## PROBLEM TO WORK ON:
Count every line that holds the string "Year", then give that number alone.

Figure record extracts
>>>
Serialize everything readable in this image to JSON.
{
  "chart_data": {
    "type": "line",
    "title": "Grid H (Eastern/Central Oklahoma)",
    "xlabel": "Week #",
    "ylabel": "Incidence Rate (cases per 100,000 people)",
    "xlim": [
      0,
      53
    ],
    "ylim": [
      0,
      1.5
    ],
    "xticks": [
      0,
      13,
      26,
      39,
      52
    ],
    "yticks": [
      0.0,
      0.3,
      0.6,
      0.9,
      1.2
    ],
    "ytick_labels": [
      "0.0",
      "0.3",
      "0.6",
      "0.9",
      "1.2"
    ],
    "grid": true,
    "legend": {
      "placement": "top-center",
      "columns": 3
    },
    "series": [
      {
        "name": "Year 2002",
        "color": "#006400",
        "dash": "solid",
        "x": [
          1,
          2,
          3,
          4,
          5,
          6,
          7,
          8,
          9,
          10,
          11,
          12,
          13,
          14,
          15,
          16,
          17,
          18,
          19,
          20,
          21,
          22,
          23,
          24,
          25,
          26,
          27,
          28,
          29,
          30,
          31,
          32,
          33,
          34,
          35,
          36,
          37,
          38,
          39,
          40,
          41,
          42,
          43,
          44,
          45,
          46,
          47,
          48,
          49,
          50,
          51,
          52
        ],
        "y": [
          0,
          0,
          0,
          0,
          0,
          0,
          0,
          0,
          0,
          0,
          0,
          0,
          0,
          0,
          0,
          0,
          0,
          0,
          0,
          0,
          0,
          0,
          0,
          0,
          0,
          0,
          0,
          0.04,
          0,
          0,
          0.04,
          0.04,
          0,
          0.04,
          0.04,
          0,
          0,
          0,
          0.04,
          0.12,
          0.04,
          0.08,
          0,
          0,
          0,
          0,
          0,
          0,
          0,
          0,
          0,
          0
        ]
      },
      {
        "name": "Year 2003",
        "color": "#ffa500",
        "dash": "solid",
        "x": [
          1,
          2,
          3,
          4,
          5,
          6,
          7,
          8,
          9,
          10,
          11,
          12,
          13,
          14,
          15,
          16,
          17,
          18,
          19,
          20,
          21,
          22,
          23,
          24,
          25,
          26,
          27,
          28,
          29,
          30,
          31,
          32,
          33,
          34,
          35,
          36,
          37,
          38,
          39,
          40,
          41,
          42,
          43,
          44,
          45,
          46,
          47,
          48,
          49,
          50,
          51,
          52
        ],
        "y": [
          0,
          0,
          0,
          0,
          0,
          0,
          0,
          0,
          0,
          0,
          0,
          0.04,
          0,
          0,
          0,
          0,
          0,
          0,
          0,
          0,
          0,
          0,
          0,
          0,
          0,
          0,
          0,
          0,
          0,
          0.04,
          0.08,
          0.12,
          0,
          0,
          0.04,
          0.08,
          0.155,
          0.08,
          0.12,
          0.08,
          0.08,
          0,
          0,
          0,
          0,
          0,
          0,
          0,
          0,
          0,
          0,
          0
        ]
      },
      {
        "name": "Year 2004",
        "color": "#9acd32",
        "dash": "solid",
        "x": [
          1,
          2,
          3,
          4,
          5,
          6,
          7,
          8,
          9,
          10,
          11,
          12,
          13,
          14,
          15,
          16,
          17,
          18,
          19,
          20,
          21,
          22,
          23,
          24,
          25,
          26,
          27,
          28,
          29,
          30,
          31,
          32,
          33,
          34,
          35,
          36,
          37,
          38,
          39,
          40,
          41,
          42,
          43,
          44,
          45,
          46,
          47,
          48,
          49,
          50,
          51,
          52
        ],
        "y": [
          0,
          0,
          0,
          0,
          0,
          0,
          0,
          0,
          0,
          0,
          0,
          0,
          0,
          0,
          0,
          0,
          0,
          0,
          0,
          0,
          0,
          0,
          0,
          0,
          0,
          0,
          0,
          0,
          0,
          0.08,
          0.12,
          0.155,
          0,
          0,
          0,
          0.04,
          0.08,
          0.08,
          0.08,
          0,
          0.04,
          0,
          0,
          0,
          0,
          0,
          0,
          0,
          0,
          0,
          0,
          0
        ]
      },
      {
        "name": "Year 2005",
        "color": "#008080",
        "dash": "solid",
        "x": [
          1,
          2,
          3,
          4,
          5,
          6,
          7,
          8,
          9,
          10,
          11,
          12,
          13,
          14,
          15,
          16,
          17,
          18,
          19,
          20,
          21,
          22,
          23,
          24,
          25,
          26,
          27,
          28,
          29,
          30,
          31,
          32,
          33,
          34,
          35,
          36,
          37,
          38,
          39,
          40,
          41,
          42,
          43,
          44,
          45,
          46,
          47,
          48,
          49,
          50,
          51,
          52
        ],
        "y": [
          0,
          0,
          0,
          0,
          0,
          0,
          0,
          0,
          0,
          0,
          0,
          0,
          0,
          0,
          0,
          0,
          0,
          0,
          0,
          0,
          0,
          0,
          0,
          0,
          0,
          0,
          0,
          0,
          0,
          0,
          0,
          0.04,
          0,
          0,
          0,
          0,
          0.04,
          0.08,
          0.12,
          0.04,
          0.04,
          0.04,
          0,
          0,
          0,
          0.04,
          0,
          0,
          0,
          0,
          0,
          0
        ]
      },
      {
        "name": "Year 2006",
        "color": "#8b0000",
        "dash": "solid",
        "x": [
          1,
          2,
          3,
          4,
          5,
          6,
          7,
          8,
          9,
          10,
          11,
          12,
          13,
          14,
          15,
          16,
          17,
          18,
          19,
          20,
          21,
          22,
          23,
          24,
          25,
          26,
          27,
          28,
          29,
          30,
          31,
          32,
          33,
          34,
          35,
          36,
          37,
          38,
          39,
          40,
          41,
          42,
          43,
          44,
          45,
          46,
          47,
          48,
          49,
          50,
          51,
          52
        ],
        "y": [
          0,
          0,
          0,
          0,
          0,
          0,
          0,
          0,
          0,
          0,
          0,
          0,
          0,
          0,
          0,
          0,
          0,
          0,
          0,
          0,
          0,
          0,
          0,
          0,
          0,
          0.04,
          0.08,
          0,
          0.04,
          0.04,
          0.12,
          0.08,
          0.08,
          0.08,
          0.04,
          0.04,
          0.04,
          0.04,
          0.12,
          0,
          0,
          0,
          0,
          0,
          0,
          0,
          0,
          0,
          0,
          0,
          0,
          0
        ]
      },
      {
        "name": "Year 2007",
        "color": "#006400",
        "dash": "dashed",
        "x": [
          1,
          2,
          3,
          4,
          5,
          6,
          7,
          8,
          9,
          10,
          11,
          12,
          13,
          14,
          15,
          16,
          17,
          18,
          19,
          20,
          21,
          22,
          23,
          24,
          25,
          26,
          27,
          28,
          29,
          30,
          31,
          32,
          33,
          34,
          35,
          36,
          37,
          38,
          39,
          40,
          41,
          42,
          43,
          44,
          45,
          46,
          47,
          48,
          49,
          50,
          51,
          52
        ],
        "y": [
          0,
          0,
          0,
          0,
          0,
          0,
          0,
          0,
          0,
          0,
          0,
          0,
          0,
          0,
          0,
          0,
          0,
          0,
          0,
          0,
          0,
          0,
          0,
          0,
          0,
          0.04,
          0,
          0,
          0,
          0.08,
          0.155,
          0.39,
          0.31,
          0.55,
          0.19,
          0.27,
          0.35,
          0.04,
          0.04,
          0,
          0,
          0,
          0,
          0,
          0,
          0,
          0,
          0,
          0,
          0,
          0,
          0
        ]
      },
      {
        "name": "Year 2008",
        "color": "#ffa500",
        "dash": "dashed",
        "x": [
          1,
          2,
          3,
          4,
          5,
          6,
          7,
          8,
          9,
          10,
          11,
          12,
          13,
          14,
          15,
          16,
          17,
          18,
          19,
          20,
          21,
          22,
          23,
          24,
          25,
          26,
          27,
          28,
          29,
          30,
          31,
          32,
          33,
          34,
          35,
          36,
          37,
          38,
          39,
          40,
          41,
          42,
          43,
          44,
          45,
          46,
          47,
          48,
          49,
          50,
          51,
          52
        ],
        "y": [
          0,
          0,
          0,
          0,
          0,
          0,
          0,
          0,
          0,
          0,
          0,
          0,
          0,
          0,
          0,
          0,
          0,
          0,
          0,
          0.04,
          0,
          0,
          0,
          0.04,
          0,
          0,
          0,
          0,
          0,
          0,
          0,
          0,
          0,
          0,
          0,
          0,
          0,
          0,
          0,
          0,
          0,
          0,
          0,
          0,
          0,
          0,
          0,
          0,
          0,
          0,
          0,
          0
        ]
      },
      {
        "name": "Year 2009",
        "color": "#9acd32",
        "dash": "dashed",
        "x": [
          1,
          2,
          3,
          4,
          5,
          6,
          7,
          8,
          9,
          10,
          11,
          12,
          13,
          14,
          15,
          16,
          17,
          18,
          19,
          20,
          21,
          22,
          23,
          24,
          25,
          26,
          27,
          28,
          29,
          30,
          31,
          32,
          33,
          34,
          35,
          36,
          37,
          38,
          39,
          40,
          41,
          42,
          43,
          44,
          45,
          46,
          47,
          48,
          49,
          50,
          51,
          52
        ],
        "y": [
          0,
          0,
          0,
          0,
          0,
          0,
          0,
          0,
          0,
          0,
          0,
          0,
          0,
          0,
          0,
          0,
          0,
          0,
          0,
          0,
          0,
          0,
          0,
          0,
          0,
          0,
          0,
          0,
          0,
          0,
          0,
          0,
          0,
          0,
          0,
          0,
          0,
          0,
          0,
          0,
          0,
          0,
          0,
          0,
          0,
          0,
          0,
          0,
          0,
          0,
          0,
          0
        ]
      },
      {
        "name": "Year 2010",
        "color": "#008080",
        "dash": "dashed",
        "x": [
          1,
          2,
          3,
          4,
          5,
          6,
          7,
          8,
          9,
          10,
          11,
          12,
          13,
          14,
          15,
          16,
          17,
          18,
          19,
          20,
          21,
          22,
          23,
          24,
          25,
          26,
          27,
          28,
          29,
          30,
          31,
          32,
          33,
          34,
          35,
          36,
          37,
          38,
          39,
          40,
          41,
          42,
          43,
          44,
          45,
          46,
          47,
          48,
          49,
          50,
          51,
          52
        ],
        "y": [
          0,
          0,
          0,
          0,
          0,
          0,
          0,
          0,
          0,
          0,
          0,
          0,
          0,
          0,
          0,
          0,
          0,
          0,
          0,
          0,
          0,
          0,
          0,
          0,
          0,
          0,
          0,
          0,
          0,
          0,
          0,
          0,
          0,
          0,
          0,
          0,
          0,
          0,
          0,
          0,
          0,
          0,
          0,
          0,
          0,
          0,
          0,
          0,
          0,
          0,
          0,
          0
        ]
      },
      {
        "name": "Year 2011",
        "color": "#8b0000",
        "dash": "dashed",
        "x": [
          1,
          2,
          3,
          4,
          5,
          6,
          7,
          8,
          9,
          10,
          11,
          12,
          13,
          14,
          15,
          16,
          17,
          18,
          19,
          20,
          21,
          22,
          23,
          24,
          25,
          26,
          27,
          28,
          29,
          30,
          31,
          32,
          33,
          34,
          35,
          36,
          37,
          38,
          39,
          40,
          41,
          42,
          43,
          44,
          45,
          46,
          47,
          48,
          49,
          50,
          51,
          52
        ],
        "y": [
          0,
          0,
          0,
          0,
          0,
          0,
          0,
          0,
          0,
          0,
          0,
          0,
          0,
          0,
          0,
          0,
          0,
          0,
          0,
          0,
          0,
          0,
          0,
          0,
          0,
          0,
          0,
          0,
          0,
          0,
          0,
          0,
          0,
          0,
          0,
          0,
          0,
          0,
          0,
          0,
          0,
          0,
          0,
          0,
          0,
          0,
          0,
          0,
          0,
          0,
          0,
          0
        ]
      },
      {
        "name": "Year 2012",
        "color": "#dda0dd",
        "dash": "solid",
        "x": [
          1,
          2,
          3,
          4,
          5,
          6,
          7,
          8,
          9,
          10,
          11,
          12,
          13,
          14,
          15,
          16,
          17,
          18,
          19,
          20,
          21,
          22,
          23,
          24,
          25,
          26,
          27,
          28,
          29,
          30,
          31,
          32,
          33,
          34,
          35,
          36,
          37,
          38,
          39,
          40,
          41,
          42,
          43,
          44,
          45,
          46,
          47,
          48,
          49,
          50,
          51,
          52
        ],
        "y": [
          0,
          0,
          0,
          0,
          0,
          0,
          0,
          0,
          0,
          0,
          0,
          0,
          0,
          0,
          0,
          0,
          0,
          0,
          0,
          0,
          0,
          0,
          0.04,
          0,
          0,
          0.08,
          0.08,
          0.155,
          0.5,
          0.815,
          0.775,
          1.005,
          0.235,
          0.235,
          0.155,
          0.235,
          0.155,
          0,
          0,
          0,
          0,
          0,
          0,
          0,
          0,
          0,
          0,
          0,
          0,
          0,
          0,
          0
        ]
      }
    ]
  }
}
<<<
## TASK RESPONSE:
11